Requirement => Reproduce all of the listing below without alteration.

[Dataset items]
□ □ □ □ □ □ □

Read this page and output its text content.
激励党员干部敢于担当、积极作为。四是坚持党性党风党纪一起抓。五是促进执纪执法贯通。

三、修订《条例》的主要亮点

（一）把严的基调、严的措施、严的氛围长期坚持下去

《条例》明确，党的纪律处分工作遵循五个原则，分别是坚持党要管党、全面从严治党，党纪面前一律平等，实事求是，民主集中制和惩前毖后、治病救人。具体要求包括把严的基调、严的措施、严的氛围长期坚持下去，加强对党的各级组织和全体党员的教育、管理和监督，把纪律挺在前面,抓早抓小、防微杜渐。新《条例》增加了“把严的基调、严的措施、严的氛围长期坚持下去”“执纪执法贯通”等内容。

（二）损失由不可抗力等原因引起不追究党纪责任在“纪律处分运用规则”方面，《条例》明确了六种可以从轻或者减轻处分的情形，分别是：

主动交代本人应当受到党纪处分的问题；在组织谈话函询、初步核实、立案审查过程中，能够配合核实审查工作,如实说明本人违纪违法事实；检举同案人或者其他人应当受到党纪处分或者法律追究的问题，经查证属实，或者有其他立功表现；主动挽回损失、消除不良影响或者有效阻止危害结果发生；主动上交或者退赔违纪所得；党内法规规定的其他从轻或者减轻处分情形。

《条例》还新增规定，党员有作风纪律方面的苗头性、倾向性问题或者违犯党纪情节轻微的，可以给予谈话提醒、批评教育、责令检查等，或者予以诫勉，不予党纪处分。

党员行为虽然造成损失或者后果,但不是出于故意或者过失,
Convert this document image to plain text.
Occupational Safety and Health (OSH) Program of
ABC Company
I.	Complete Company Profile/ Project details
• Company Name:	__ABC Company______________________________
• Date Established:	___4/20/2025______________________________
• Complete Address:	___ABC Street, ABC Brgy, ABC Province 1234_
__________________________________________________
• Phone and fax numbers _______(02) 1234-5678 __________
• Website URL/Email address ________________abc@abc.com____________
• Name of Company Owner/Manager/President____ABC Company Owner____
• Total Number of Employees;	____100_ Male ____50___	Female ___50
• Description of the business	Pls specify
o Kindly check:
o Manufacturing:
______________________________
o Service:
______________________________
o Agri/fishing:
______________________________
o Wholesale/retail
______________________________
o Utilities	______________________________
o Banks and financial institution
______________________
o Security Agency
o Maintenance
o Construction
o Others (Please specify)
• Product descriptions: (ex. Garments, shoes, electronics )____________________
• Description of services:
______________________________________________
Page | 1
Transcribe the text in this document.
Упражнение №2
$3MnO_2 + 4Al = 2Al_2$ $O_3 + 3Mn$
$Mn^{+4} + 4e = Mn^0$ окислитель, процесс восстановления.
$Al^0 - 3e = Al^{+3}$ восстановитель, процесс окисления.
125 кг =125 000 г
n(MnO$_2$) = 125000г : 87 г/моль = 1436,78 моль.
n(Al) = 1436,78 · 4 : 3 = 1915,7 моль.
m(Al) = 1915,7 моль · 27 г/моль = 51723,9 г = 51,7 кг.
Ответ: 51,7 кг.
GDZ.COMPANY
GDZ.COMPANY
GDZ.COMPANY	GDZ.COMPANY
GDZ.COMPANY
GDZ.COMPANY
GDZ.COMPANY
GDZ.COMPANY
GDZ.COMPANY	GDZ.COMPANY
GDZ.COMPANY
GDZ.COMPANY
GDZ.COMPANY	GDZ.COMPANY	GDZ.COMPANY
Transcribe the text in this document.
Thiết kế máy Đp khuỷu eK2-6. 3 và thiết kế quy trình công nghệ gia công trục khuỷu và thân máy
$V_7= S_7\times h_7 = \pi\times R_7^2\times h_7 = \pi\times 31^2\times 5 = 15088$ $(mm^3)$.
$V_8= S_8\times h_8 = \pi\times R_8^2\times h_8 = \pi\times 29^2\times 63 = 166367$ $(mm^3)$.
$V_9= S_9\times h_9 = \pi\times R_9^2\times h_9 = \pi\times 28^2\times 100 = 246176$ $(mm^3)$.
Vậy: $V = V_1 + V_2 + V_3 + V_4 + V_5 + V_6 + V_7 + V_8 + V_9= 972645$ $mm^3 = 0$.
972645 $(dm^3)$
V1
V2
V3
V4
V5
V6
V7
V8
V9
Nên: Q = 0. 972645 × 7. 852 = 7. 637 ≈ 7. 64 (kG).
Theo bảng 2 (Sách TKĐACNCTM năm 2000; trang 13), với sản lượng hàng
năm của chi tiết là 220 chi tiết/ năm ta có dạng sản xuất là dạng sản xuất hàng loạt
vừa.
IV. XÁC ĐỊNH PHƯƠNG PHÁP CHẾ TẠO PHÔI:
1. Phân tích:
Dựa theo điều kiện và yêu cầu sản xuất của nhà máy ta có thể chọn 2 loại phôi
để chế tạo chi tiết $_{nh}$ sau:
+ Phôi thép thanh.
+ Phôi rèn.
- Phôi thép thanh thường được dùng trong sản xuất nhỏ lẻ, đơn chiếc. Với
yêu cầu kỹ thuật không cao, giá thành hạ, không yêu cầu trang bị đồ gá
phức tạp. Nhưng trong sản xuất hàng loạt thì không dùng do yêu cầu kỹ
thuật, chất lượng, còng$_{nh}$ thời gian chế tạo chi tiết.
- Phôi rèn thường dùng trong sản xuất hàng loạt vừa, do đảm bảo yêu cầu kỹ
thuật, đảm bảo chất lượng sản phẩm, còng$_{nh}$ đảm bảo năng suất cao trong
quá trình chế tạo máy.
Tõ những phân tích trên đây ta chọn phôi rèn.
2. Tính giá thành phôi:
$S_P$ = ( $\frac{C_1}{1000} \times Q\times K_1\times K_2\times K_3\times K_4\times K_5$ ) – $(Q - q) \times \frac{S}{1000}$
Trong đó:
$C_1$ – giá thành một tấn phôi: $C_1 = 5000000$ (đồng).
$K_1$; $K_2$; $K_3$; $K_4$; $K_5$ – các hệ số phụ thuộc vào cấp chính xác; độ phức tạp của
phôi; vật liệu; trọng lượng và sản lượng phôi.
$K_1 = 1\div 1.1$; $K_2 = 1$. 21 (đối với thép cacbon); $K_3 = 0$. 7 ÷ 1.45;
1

□ □ □ □ □ □ □

Correct output =>
Read this page and output its text content.
激励党员干部敢于担当、积极作为。四是坚持党性党风党纪一起抓。五是促进执纪执法贯通。

三、修订《条例》的主要亮点

（一）把严的基调、严的措施、严的氛围长期坚持下去

《条例》明确，党的纪律处分工作遵循五个原则，分别是坚持党要管党、全面从严治党，党纪面前一律平等，实事求是，民主集中制和惩前毖后、治病救人。具体要求包括把严的基调、严的措施、严的氛围长期坚持下去，加强对党的各级组织和全体党员的教育、管理和监督，把纪律挺在前面,抓早抓小、防微杜渐。新《条例》增加了“把严的基调、严的措施、严的氛围长期坚持下去”“执纪执法贯通”等内容。

（二）损失由不可抗力等原因引起不追究党纪责任在“纪律处分运用规则”方面，《条例》明确了六种可以从轻或者减轻处分的情形，分别是：

主动交代本人应当受到党纪处分的问题；在组织谈话函询、初步核实、立案审查过程中，能够配合核实审查工作,如实说明本人违纪违法事实；检举同案人或者其他人应当受到党纪处分或者法律追究的问题，经查证属实，或者有其他立功表现；主动挽回损失、消除不良影响或者有效阻止危害结果发生；主动上交或者退赔违纪所得；党内法规规定的其他从轻或者减轻处分情形。

《条例》还新增规定，党员有作风纪律方面的苗头性、倾向性问题或者违犯党纪情节轻微的，可以给予谈话提醒、批评教育、责令检查等，或者予以诫勉，不予党纪处分。

党员行为虽然造成损失或者后果,但不是出于故意或者过失,
Convert this document image to plain text.
Occupational Safety and Health (OSH) Program of
ABC Company
I.	Complete Company Profile/ Project details
• Company Name:	__ABC Company______________________________
• Date Established:	___4/20/2025______________________________
• Complete Address:	___ABC Street, ABC Brgy, ABC Province 1234_
__________________________________________________
• Phone and fax numbers _______(02) 1234-5678 __________
• Website URL/Email address ________________abc@abc.com____________
• Name of Company Owner/Manager/President____ABC Company Owner____
• Total Number of Employees;	____100_ Male ____50___	Female ___50
• Description of the business	Pls specify
o Kindly check:
o Manufacturing:
______________________________
o Service:
______________________________
o Agri/fishing:
______________________________
o Wholesale/retail
______________________________
o Utilities	______________________________
o Banks and financial institution
______________________
o Security Agency
o Maintenance
o Construction
o Others (Please specify)
• Product descriptions: (ex. Garments, shoes, electronics )____________________
• Description of services:
______________________________________________
Page | 1
Transcribe the text in this document.
Упражнение №2
$3MnO_2 + 4Al = 2Al_2$ $O_3 + 3Mn$
$Mn^{+4} + 4e = Mn^0$ окислитель, процесс восстановления.
$Al^0 - 3e = Al^{+3}$ восстановитель, процесс окисления.
125 кг =125 000 г
n(MnO$_2$) = 125000г : 87 г/моль = 1436,78 моль.
n(Al) = 1436,78 · 4 : 3 = 1915,7 моль.
m(Al) = 1915,7 моль · 27 г/моль = 51723,9 г = 51,7 кг.
Ответ: 51,7 кг.
GDZ.COMPANY
GDZ.COMPANY
GDZ.COMPANY	GDZ.COMPANY
GDZ.COMPANY
GDZ.COMPANY
GDZ.COMPANY
GDZ.COMPANY
GDZ.COMPANY	GDZ.COMPANY
GDZ.COMPANY
GDZ.COMPANY
GDZ.COMPANY	GDZ.COMPANY	GDZ.COMPANY
Transcribe the text in this document.
Thiết kế máy Đp khuỷu eK2-6. 3 và thiết kế quy trình công nghệ gia công trục khuỷu và thân máy
$V_7= S_7\times h_7 = \pi\times R_7^2\times h_7 = \pi\times 31^2\times 5 = 15088$ $(mm^3)$.
$V_8= S_8\times h_8 = \pi\times R_8^2\times h_8 = \pi\times 29^2\times 63 = 166367$ $(mm^3)$.
$V_9= S_9\times h_9 = \pi\times R_9^2\times h_9 = \pi\times 28^2\times 100 = 246176$ $(mm^3)$.
Vậy: $V = V_1 + V_2 + V_3 + V_4 + V_5 + V_6 + V_7 + V_8 + V_9= 972645$ $mm^3 = 0$.
972645 $(dm^3)$
V1
V2
V3
V4
V5
V6
V7
V8
V9
Nên: Q = 0. 972645 × 7. 852 = 7. 637 ≈ 7. 64 (kG).
Theo bảng 2 (Sách TKĐACNCTM năm 2000; trang 13), với sản lượng hàng
năm của chi tiết là 220 chi tiết/ năm ta có dạng sản xuất là dạng sản xuất hàng loạt
vừa.
IV. XÁC ĐỊNH PHƯƠNG PHÁP CHẾ TẠO PHÔI:
1. Phân tích:
Dựa theo điều kiện và yêu cầu sản xuất của nhà máy ta có thể chọn 2 loại phôi
để chế tạo chi tiết $_{nh}$ sau:
+ Phôi thép thanh.
+ Phôi rèn.
- Phôi thép thanh thường được dùng trong sản xuất nhỏ lẻ, đơn chiếc. Với
yêu cầu kỹ thuật không cao, giá thành hạ, không yêu cầu trang bị đồ gá
phức tạp. Nhưng trong sản xuất hàng loạt thì không dùng do yêu cầu kỹ
thuật, chất lượng, còng$_{nh}$ thời gian chế tạo chi tiết.
- Phôi rèn thường dùng trong sản xuất hàng loạt vừa, do đảm bảo yêu cầu kỹ
thuật, đảm bảo chất lượng sản phẩm, còng$_{nh}$ đảm bảo năng suất cao trong
quá trình chế tạo máy.
Tõ những phân tích trên đây ta chọn phôi rèn.
2. Tính giá thành phôi:
$S_P$ = ( $\frac{C_1}{1000} \times Q\times K_1\times K_2\times K_3\times K_4\times K_5$ ) – $(Q - q) \times \frac{S}{1000}$
Trong đó:
$C_1$ – giá thành một tấn phôi: $C_1 = 5000000$ (đồng).
$K_1$; $K_2$; $K_3$; $K_4$; $K_5$ – các hệ số phụ thuộc vào cấp chính xác; độ phức tạp của
phôi; vật liệu; trọng lượng và sản lượng phôi.
$K_1 = 1\div 1.1$; $K_2 = 1$. 21 (đối với thép cacbon); $K_3 = 0$. 7 ÷ 1.45;
1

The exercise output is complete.